List every line below containing "ylabel".

BEGIN Data entries

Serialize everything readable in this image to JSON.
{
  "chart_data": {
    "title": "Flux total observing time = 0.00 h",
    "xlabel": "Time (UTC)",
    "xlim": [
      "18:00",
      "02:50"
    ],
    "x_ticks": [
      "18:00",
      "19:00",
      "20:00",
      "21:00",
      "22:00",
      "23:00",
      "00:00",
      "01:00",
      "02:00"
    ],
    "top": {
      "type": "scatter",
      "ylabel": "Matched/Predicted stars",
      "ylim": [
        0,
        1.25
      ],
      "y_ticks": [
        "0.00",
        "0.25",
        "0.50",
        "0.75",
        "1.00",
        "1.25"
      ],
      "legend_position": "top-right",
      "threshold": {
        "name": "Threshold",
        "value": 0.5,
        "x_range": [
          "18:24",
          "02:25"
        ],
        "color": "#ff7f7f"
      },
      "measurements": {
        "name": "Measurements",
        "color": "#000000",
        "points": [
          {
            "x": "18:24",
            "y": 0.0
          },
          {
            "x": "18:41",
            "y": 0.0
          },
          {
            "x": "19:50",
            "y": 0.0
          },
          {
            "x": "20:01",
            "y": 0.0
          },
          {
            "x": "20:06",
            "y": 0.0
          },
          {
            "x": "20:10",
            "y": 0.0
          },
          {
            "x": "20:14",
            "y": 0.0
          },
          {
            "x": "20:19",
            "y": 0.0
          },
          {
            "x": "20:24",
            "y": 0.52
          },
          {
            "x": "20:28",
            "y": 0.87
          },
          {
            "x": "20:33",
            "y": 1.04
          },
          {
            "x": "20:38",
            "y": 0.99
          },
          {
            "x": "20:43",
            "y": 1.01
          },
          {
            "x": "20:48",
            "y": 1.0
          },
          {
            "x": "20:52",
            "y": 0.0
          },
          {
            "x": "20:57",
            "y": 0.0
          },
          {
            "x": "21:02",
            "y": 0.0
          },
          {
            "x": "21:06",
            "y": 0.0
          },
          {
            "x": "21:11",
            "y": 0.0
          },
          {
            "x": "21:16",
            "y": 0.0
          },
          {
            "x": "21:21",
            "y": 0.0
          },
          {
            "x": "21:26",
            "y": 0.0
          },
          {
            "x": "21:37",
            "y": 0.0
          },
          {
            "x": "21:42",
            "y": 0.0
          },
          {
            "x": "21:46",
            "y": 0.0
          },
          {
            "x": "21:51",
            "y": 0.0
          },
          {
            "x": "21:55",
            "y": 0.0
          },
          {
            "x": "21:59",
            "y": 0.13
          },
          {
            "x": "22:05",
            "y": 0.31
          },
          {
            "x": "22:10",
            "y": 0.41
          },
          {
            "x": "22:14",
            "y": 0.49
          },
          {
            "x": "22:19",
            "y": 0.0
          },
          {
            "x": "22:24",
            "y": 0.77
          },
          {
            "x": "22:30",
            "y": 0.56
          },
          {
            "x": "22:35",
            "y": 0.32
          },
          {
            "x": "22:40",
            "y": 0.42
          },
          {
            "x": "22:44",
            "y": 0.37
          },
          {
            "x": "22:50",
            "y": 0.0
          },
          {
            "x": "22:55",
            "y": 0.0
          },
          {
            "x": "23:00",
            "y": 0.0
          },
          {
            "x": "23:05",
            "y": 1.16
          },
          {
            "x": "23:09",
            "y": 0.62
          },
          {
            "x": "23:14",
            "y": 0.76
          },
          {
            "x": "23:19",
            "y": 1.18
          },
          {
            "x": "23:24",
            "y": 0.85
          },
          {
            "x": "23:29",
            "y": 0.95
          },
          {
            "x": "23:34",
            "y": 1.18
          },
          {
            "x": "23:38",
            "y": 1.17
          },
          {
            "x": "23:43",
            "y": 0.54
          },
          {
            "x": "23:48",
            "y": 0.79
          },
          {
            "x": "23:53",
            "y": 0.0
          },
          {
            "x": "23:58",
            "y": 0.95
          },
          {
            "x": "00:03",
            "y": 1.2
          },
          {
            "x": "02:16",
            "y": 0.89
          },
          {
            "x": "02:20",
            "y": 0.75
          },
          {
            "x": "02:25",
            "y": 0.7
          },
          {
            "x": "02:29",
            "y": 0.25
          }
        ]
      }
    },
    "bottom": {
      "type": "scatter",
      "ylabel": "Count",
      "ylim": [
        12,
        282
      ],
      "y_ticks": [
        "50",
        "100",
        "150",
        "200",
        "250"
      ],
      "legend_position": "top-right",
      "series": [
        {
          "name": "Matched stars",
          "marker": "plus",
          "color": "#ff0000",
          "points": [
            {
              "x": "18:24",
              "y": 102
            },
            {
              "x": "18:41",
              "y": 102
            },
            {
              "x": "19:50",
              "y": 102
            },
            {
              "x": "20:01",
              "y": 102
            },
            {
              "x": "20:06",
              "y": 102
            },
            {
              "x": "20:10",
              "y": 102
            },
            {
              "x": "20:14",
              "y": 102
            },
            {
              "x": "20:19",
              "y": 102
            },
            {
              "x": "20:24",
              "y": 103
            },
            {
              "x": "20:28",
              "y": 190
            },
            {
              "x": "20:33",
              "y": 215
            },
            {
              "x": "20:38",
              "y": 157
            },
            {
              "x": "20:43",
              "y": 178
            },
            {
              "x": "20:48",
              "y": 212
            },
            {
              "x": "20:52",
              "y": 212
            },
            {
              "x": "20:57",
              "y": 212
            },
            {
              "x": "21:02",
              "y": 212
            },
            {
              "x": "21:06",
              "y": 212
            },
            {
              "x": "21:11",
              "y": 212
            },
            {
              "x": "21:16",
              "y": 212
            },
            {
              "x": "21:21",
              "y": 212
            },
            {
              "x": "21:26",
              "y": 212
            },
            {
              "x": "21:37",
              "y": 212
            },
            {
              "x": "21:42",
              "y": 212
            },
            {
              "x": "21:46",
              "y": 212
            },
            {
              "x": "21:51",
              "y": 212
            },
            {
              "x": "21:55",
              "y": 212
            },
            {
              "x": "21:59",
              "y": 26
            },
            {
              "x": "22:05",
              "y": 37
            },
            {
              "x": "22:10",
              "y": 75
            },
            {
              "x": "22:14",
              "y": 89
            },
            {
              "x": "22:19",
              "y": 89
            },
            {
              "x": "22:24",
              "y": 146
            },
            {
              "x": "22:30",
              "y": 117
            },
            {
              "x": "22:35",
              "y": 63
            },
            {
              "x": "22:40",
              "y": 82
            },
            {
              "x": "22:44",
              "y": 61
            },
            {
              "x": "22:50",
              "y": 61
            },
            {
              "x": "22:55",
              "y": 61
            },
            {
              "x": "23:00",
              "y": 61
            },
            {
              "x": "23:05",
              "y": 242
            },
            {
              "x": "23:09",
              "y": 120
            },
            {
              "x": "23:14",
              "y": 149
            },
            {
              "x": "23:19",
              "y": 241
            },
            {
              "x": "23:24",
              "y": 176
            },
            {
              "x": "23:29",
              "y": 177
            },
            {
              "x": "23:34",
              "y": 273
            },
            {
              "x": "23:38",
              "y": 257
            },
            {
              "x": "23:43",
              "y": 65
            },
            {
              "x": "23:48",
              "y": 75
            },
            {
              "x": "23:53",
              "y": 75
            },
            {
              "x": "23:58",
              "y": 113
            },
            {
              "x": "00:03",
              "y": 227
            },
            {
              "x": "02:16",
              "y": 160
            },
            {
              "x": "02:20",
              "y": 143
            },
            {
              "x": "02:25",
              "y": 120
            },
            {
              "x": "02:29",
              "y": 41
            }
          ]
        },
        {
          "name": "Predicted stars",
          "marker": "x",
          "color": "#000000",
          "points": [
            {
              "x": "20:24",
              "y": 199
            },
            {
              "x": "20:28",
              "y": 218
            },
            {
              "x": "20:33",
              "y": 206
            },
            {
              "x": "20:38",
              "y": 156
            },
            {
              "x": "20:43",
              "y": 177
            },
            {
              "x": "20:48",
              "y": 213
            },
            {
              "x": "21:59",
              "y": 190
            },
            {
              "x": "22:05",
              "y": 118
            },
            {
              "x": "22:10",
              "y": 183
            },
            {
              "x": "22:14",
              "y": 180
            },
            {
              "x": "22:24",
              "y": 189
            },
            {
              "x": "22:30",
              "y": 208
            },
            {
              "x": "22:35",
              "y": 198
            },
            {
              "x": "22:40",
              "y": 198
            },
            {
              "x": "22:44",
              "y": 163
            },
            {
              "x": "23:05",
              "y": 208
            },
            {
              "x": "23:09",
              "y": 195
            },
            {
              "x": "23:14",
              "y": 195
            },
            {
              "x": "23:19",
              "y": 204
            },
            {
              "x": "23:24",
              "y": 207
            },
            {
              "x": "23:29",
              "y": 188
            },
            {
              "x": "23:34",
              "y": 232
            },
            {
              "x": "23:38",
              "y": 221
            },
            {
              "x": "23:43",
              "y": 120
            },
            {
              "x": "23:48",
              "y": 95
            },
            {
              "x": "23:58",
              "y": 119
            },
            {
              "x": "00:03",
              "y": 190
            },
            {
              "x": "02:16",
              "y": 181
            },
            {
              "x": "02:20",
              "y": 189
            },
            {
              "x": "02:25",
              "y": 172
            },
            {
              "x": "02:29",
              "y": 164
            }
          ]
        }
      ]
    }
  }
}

END Data entries

**Complete answer**
      "ylabel": "Matched/Predicted stars",
      "ylabel": "Count",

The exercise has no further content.